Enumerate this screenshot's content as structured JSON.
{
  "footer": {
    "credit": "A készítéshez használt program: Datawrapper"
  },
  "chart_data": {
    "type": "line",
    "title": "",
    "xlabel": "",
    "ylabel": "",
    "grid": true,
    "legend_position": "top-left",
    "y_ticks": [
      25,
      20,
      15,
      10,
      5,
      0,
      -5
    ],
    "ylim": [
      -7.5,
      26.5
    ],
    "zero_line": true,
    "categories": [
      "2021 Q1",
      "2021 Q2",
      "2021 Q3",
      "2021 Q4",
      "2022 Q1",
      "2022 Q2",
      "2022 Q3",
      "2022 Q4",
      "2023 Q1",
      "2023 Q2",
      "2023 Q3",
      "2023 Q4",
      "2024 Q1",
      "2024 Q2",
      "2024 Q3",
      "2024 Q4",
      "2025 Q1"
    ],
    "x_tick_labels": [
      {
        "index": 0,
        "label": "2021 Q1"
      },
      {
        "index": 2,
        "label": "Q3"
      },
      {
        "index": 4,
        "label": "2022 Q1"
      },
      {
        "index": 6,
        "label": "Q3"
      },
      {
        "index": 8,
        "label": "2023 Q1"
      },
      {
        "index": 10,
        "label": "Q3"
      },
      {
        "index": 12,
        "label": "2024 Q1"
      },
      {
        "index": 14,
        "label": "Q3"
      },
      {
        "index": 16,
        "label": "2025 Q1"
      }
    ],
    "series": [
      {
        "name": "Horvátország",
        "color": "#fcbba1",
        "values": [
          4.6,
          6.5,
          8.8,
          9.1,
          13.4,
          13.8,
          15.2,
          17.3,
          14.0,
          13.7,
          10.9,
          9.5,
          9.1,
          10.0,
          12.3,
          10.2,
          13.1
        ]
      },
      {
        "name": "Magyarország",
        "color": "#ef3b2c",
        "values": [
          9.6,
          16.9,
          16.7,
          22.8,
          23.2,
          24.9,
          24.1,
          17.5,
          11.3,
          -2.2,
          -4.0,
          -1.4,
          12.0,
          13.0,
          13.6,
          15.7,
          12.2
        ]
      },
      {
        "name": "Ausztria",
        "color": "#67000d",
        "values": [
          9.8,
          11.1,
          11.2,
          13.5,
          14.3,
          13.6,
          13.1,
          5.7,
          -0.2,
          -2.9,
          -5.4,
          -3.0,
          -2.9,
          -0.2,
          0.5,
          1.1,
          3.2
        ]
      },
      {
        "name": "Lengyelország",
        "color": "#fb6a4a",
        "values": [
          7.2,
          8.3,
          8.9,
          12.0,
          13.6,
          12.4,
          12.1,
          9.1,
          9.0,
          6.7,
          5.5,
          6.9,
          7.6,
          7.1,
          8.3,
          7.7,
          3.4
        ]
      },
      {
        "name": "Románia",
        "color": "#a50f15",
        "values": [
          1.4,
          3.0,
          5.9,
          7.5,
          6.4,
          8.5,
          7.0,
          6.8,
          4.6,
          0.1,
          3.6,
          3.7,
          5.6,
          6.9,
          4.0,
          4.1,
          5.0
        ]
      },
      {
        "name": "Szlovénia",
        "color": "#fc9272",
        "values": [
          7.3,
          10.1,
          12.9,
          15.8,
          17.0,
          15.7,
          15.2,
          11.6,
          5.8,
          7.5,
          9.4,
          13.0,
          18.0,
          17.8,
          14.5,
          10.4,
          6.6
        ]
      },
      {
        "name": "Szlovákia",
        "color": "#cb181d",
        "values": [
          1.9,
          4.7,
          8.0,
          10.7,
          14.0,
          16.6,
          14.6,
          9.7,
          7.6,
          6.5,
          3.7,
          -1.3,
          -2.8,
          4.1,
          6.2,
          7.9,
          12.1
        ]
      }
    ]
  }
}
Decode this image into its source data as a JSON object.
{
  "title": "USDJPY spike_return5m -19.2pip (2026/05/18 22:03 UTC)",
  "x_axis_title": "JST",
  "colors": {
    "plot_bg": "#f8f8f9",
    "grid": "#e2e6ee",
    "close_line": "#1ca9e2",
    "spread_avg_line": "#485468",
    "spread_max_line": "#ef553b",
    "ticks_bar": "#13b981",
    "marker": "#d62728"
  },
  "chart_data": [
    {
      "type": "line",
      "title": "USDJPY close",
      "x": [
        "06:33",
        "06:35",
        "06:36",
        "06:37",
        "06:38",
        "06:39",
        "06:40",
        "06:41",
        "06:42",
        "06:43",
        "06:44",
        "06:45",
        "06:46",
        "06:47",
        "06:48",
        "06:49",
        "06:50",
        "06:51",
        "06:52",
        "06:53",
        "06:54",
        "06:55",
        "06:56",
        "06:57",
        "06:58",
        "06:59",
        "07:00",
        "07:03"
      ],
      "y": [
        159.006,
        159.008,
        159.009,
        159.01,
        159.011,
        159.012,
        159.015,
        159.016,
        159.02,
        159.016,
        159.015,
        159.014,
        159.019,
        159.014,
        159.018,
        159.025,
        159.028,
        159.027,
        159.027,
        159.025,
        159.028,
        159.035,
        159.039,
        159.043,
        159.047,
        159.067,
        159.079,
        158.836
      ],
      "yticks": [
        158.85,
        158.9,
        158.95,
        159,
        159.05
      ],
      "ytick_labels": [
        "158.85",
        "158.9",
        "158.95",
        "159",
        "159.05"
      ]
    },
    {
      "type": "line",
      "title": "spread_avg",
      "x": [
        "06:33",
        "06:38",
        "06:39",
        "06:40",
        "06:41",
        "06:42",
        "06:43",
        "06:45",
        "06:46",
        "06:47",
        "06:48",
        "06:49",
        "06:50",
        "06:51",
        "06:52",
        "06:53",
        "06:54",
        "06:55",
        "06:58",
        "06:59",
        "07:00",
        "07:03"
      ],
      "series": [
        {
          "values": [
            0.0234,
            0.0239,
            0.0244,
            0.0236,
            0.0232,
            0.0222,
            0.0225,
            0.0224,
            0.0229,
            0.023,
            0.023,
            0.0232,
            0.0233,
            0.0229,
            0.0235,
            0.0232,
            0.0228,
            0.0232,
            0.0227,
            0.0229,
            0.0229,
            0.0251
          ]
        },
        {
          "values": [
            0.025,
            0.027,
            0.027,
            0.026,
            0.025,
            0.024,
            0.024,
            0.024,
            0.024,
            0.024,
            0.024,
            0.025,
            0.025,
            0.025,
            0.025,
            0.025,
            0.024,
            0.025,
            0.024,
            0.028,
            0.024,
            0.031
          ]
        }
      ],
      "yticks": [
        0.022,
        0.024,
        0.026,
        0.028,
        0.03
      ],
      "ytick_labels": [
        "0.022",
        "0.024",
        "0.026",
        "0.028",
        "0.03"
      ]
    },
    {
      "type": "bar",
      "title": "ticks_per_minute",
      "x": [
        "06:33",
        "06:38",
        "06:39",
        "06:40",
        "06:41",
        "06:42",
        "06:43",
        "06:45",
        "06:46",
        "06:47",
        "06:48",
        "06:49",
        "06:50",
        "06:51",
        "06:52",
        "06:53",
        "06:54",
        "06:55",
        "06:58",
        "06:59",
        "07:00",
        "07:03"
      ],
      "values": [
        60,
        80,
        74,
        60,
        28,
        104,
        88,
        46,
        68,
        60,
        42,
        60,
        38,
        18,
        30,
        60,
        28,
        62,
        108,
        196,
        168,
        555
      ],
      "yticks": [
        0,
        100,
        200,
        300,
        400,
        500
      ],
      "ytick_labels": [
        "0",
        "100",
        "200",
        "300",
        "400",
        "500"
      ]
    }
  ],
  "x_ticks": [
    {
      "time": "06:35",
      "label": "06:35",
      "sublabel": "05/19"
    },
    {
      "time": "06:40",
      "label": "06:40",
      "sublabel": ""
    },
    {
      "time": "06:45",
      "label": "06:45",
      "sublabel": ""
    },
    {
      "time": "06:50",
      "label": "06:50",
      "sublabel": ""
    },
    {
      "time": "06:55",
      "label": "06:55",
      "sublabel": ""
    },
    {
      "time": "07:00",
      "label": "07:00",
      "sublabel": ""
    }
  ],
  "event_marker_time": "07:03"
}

• BRIEF
In the material above, find the lines that contain "USDJPY" and show them.

• EXPECTED ANSWER
  "title": "USDJPY spike_return5m -19.2pip (2026/05/18 22:03 UTC)",
      "title": "USDJPY close",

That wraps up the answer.